*Task to complete*: Copy the data that follows exactly. Include no pictures.

Recorded data:
·····
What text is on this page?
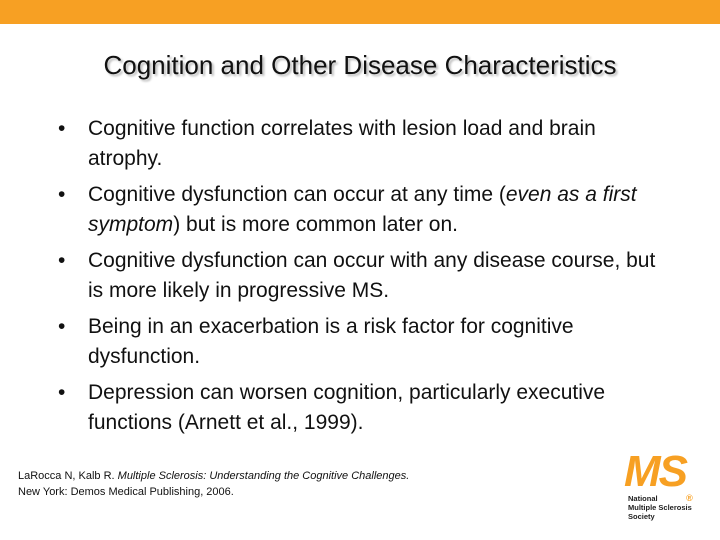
Cognition and Other Disease Characteristics
•	Cognitive function correlates with lesion load and brain atrophy.
•	Cognitive dysfunction can occur at any time (even as a first symptom) but is more common later on.
•	Cognitive dysfunction can occur with any disease course, but is more likely in progressive MS.
•	Being in an exacerbation is a risk factor for cognitive dysfunction.
•	Depression can worsen cognition, particularly executive functions (Arnett et al., 1999).
LaRocca N, Kalb R. Multiple Sclerosis: Understanding the Cognitive Challenges.
New York: Demos Medical Publishing, 2006.	MS®
National
Multiple Sclerosis
Society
·····
*Answer to this exercise*:
What text is on this page?
Cognition and Other Disease Characteristics
•	Cognitive function correlates with lesion load and brain atrophy.
•	Cognitive dysfunction can occur at any time (even as a first symptom) but is more common later on.
•	Cognitive dysfunction can occur with any disease course, but is more likely in progressive MS.
•	Being in an exacerbation is a risk factor for cognitive dysfunction.
•	Depression can worsen cognition, particularly executive functions (Arnett et al., 1999).
LaRocca N, Kalb R. Multiple Sclerosis: Understanding the Cognitive Challenges.
New York: Demos Medical Publishing, 2006.	MS®
National
Multiple Sclerosis
Society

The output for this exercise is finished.